:: Отрывок со страницы ::

Проблема российского академического изоляционизма с новой силой актуализировалась, как ни странно, стараниями журнала Nature. В номере 464 от 11 марта журнал опубликовал довольно резкую редакционную колонку. Она представляет собой развернутый комментарий одного из самых авторитетных мировых научных журналов к высказыванию президента Российской академии наук Юрия Осипова в давнем интервью Газете.Ru. Вот что сказал Осипов, отвечая на вопрос о языковом барьере - еще одной болезненной проблеме российской науки:
"Знаете, если человек - специалист высокого класса, то он будет и русский язык изучать, и читать статьи на русском. Это что за странная постановка вопроса? Почему мы, российские наши люди, должны учить английский язык, чтобы читать работы на английском языке, а там - нет?"
А вот как прокомментировал это высказывание Nature (в переводе на русский, чтобы не дискриминировать российских наших людей):
"Добровольная научная самоизоляция может только ухудшить ситуацию [выше Nature описывает кризисное положение российской науки на основании нашумевшего доклада агентства Thomson Reuters] и ускорить и без того уже массовый отъезд российских ученых на Запад за лучшими возможностями. Те, кто остается в России, тоже уже начинают осознавать опасность. Многие молодые исследователи стремятся сотрудничать с западными научными группами. Многие российские ученые постарше продолжают заниматься передовой наукой, часто в сложных условиях. Они отлично понимают, какую дурную услугу они окажут своим студентам, если будут просить их публиковаться в не слишком авторитетных журналах под предлогом национальной гордости".

:::

Объясните по отрывку, чем, по мнению Nature, опасна для российской науки добровольная научная самоизоляция. Уложитесь в одно–три предложения. Для выполнения задания используйте только отрывок.

:: Исходные данные ::

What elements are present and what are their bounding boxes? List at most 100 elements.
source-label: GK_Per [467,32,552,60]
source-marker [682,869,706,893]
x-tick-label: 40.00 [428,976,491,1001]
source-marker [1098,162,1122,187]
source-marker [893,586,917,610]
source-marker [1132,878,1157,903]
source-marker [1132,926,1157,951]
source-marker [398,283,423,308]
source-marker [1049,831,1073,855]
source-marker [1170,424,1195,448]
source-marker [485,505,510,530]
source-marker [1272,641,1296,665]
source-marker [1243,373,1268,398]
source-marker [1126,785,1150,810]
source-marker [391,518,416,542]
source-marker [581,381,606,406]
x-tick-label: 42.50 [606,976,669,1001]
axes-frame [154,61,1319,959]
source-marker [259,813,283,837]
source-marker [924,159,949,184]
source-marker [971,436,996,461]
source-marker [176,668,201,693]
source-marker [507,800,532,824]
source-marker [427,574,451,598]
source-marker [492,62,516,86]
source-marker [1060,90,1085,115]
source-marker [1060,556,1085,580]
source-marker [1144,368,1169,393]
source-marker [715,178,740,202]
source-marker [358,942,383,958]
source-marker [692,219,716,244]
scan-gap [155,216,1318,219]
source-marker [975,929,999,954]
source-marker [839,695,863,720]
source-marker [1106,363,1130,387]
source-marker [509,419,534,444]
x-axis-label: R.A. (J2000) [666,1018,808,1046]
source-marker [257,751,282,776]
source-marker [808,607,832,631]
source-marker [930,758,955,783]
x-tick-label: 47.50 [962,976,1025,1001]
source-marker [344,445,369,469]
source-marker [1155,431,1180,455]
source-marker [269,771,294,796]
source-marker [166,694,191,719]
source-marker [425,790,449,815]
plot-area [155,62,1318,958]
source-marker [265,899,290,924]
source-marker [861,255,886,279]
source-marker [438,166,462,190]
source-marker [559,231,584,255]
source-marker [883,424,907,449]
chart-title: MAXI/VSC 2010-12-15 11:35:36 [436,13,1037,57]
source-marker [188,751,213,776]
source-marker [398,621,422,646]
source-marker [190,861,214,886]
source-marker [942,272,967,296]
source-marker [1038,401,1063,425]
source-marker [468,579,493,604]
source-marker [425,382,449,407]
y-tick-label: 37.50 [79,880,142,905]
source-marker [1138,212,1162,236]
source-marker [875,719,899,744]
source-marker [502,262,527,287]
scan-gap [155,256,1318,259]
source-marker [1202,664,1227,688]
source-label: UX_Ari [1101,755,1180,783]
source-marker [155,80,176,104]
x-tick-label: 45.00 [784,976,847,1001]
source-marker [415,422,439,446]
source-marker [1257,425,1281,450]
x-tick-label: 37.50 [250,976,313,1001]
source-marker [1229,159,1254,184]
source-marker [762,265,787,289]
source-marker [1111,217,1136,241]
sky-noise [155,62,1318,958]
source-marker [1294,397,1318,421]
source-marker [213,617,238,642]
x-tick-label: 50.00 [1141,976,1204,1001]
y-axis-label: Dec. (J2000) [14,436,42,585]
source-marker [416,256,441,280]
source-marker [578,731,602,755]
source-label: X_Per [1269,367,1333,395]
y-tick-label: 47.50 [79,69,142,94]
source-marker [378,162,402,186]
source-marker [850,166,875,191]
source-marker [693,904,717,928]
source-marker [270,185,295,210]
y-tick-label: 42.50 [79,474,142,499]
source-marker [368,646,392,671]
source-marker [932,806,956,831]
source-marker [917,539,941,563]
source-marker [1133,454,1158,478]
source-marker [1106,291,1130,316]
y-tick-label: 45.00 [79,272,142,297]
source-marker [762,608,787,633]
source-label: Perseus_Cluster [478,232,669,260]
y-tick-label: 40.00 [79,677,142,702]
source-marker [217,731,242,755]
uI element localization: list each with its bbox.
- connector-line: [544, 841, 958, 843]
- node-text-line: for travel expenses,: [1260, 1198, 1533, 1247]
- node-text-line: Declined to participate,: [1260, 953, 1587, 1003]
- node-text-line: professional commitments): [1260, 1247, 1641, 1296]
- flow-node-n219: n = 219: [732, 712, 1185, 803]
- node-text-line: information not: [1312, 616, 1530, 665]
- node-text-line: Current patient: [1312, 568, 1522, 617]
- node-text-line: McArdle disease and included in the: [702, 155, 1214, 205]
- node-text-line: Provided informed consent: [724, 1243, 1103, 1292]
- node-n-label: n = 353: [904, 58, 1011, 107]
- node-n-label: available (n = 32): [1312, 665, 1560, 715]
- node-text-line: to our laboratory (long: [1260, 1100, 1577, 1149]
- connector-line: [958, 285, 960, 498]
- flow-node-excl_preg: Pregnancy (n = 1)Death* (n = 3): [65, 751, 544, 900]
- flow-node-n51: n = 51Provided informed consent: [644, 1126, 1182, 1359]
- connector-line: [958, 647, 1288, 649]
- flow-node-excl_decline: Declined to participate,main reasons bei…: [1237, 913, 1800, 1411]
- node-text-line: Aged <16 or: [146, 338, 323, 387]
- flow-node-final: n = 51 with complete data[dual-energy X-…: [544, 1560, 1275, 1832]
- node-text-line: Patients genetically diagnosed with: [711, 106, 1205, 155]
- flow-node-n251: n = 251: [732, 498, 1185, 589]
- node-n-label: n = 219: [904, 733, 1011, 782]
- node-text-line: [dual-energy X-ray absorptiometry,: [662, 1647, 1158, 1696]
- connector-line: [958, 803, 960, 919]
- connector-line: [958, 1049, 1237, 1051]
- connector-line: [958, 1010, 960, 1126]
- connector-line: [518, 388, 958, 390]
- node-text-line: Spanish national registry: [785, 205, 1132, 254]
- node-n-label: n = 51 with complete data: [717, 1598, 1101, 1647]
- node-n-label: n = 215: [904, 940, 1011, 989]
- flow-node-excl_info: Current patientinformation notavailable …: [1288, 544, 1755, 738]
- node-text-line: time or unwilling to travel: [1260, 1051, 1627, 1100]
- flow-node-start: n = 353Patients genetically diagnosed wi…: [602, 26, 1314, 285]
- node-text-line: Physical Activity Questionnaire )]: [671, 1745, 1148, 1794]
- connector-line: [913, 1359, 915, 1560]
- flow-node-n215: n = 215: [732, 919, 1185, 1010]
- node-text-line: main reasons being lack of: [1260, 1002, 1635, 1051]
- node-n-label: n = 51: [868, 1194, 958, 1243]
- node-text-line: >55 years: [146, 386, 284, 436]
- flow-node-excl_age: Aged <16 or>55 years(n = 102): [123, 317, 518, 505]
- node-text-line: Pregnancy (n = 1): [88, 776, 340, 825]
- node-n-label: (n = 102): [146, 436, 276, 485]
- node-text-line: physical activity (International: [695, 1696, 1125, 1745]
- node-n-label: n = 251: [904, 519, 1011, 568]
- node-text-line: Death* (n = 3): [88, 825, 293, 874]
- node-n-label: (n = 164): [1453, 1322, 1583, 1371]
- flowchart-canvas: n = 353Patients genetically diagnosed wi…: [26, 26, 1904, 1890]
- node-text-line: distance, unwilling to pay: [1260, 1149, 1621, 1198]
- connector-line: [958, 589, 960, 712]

:::

Ваше решение: По мнению Nature, добровольная научная самоизоляция может только ухудшить и без того кризисное положение российской науки. Кроме того, она способна ускорить уже массовый отъезд российских ученых на Запад за лучшими возможностями.